Retype the material in full, keeping every word the same.

• **Stored data entries**
● ● ● ● ● ● ●
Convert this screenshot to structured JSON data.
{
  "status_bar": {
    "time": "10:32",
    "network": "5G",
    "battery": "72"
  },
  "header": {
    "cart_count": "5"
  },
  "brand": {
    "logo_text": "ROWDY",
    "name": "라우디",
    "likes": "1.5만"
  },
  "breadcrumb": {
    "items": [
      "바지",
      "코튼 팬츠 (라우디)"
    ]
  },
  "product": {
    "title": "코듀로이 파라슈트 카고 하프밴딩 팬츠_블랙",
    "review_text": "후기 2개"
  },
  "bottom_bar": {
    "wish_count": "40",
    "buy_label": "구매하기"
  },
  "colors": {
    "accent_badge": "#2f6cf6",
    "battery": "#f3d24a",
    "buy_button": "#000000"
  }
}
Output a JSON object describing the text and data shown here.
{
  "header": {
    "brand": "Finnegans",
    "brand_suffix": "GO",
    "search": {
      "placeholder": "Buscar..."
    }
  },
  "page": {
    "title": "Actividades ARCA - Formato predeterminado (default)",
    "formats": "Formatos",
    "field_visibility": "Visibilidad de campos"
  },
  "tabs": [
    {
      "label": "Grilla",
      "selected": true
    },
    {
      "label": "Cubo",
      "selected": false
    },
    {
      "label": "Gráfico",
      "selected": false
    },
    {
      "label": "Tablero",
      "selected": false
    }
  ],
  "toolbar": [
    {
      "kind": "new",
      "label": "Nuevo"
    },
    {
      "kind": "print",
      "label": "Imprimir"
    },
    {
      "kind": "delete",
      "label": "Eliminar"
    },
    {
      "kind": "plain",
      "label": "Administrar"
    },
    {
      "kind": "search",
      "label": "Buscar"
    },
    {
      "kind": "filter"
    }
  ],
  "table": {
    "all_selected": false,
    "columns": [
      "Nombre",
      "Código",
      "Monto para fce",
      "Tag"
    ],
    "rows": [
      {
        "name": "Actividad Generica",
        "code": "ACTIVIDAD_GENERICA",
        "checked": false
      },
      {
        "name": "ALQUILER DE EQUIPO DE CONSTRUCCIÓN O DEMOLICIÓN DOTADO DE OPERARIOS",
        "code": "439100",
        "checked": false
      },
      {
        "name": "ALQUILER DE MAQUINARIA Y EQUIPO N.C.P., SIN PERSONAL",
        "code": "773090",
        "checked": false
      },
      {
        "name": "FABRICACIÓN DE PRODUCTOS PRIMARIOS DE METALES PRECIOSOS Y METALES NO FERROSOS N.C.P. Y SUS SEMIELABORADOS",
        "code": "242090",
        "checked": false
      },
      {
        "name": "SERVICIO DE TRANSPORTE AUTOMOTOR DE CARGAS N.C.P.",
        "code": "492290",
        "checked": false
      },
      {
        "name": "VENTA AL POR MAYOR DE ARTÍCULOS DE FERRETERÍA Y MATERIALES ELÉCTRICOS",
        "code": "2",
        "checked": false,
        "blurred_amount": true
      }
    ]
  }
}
● ● ● ● ● ● ●
• **Written solution**
Convert this screenshot to structured JSON data.
{
  "status_bar": {
    "time": "10:32",
    "network": "5G",
    "battery": "72"
  },
  "header": {
    "cart_count": "5"
  },
  "brand": {
    "logo_text": "ROWDY",
    "name": "라우디",
    "likes": "1.5만"
  },
  "breadcrumb": {
    "items": [
      "바지",
      "코튼 팬츠 (라우디)"
    ]
  },
  "product": {
    "title": "코듀로이 파라슈트 카고 하프밴딩 팬츠_블랙",
    "review_text": "후기 2개"
  },
  "bottom_bar": {
    "wish_count": "40",
    "buy_label": "구매하기"
  },
  "colors": {
    "accent_badge": "#2f6cf6",
    "battery": "#f3d24a",
    "buy_button": "#000000"
  }
}
Output a JSON object describing the text and data shown here.
{
  "header": {
    "brand": "Finnegans",
    "brand_suffix": "GO",
    "search": {
      "placeholder": "Buscar..."
    }
  },
  "page": {
    "title": "Actividades ARCA - Formato predeterminado (default)",
    "formats": "Formatos",
    "field_visibility": "Visibilidad de campos"
  },
  "tabs": [
    {
      "label": "Grilla",
      "selected": true
    },
    {
      "label": "Cubo",
      "selected": false
    },
    {
      "label": "Gráfico",
      "selected": false
    },
    {
      "label": "Tablero",
      "selected": false
    }
  ],
  "toolbar": [
    {
      "kind": "new",
      "label": "Nuevo"
    },
    {
      "kind": "print",
      "label": "Imprimir"
    },
    {
      "kind": "delete",
      "label": "Eliminar"
    },
    {
      "kind": "plain",
      "label": "Administrar"
    },
    {
      "kind": "search",
      "label": "Buscar"
    },
    {
      "kind": "filter"
    }
  ],
  "table": {
    "all_selected": false,
    "columns": [
      "Nombre",
      "Código",
      "Monto para fce",
      "Tag"
    ],
    "rows": [
      {
        "name": "Actividad Generica",
        "code": "ACTIVIDAD_GENERICA",
        "checked": false
      },
      {
        "name": "ALQUILER DE EQUIPO DE CONSTRUCCIÓN O DEMOLICIÓN DOTADO DE OPERARIOS",
        "code": "439100",
        "checked": false
      },
      {
        "name": "ALQUILER DE MAQUINARIA Y EQUIPO N.C.P., SIN PERSONAL",
        "code": "773090",
        "checked": false
      },
      {
        "name": "FABRICACIÓN DE PRODUCTOS PRIMARIOS DE METALES PRECIOSOS Y METALES NO FERROSOS N.C.P. Y SUS SEMIELABORADOS",
        "code": "242090",
        "checked": false
      },
      {
        "name": "SERVICIO DE TRANSPORTE AUTOMOTOR DE CARGAS N.C.P.",
        "code": "492290",
        "checked": false
      },
      {
        "name": "VENTA AL POR MAYOR DE ARTÍCULOS DE FERRETERÍA Y MATERIALES ELÉCTRICOS",
        "code": "2",
        "checked": false,
        "blurred_amount": true
      }
    ]
  }
}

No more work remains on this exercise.